_Goal of the exercise_
Each line containing the word "CECODES" needs to be copied.
%%
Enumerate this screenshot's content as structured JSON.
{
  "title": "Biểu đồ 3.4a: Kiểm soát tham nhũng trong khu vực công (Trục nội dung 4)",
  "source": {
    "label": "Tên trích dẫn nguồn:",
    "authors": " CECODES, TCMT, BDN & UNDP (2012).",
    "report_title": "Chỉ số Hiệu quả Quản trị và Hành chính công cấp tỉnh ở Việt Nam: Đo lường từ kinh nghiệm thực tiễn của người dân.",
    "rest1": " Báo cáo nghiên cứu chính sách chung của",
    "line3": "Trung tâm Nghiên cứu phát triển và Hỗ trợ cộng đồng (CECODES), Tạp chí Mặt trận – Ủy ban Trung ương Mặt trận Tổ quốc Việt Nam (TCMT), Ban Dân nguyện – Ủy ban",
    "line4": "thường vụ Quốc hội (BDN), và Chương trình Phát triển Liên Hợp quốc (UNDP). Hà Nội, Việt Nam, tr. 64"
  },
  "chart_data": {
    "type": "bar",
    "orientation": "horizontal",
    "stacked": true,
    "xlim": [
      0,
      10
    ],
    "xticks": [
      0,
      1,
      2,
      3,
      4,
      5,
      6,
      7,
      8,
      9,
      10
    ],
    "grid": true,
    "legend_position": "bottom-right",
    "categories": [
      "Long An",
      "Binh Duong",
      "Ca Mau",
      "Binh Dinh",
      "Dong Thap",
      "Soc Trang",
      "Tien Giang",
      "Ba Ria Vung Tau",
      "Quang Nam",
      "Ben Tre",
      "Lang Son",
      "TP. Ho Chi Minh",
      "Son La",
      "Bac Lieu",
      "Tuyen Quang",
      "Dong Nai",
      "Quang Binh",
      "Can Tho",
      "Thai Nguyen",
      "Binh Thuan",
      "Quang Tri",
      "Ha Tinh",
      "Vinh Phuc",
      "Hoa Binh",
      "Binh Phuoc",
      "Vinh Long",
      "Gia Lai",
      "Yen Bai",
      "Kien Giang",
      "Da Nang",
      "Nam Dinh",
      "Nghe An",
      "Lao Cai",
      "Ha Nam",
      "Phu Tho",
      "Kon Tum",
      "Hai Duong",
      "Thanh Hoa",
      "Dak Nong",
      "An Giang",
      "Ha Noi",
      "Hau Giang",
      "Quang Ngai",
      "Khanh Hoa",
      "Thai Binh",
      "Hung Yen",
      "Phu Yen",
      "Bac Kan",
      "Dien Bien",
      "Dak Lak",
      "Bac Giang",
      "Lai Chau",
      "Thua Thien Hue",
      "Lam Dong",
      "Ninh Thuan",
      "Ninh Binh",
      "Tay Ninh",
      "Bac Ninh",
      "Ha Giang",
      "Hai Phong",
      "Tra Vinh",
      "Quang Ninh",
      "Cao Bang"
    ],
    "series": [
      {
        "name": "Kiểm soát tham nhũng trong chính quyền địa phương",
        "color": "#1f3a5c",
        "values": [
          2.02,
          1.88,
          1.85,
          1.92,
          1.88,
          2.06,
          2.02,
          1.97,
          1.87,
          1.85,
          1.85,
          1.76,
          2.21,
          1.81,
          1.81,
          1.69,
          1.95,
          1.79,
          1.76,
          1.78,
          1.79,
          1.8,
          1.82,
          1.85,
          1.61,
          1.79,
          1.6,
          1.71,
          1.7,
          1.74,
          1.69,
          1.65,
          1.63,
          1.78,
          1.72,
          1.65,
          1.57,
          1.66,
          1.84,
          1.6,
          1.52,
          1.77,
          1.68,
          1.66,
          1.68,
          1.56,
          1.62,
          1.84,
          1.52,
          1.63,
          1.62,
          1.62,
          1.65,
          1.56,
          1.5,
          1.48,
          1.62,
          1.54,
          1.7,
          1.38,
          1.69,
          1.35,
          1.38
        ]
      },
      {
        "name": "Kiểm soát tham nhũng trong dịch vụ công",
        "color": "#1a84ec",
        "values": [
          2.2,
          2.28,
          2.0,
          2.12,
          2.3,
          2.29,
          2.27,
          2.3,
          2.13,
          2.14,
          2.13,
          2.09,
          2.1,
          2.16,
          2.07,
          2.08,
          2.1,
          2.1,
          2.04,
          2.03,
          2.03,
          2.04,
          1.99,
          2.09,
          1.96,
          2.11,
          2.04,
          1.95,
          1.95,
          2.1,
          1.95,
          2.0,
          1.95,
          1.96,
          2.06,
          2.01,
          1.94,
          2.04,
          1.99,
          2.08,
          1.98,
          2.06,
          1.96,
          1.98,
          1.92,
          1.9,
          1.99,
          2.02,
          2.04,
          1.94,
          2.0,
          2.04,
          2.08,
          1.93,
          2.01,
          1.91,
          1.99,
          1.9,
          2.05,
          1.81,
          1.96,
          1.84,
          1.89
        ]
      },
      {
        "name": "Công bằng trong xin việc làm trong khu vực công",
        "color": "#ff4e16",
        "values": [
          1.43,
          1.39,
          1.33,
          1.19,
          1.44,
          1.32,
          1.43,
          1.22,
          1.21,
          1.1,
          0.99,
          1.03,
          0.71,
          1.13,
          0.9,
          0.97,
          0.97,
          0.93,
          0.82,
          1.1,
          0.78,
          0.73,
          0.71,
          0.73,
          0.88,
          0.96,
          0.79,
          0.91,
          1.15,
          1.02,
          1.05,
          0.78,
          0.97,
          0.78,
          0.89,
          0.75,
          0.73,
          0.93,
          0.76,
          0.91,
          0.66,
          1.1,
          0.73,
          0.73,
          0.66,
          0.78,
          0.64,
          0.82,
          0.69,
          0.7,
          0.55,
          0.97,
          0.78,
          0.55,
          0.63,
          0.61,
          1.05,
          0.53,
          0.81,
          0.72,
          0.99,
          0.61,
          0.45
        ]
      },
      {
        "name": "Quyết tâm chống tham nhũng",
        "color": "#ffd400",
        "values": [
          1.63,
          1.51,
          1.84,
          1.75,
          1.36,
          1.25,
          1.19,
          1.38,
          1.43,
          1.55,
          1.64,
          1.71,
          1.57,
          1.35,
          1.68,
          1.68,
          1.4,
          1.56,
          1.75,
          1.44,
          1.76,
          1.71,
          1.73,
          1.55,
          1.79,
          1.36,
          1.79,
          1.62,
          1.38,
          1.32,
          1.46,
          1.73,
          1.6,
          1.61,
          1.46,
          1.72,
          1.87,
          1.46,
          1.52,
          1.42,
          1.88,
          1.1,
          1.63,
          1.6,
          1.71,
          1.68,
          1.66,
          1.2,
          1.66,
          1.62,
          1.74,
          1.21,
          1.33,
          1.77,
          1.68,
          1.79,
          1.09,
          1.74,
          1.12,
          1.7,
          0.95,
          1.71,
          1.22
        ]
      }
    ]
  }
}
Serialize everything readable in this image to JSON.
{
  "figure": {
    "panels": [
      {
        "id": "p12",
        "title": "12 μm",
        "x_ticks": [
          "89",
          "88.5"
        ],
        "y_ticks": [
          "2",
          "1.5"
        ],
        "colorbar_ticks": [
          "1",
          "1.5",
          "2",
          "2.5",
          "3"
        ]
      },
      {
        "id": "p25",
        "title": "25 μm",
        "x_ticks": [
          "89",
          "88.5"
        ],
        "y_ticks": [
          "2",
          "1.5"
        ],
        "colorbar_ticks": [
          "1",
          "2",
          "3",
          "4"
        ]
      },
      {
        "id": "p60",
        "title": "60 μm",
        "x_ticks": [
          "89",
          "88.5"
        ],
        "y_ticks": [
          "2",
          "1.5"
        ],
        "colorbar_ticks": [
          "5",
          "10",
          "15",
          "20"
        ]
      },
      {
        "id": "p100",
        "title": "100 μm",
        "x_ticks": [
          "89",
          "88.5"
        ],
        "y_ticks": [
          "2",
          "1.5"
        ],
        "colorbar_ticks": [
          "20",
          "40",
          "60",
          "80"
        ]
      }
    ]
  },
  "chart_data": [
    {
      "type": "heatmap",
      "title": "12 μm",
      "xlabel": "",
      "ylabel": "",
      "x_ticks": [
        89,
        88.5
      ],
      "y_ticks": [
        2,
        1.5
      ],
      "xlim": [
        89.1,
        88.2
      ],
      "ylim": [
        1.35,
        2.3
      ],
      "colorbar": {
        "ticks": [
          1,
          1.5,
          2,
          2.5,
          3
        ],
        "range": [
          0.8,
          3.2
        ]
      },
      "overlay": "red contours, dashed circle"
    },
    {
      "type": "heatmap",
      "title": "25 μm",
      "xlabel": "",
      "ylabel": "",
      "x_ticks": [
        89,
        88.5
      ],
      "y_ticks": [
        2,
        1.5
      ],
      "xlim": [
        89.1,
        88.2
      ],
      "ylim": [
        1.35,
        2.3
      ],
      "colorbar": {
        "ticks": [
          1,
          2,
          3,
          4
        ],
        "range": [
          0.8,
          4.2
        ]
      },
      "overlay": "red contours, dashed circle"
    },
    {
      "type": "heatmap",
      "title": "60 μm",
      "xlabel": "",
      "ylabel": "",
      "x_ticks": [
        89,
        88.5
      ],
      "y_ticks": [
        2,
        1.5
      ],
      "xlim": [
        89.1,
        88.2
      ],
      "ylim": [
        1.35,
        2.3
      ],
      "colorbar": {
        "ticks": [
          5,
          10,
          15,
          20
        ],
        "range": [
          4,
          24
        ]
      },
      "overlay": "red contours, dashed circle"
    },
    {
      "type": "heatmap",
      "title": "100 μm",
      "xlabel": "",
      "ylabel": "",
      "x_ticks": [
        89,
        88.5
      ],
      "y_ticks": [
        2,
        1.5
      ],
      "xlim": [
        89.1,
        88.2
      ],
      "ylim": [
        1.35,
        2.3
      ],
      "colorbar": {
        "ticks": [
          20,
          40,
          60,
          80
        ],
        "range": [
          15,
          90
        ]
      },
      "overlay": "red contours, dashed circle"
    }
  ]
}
%%
_Written response_
    "authors": " CECODES, TCMT, BDN & UNDP (2012).",
    "line3": "Trung tâm Nghiên cứu phát triển và Hỗ trợ cộng đồng (CECODES), Tạp chí Mặt trận – Ủy ban Trung ương Mặt trận Tổ quốc Việt Nam (TCMT), Ban Dân nguyện – Ủy ban",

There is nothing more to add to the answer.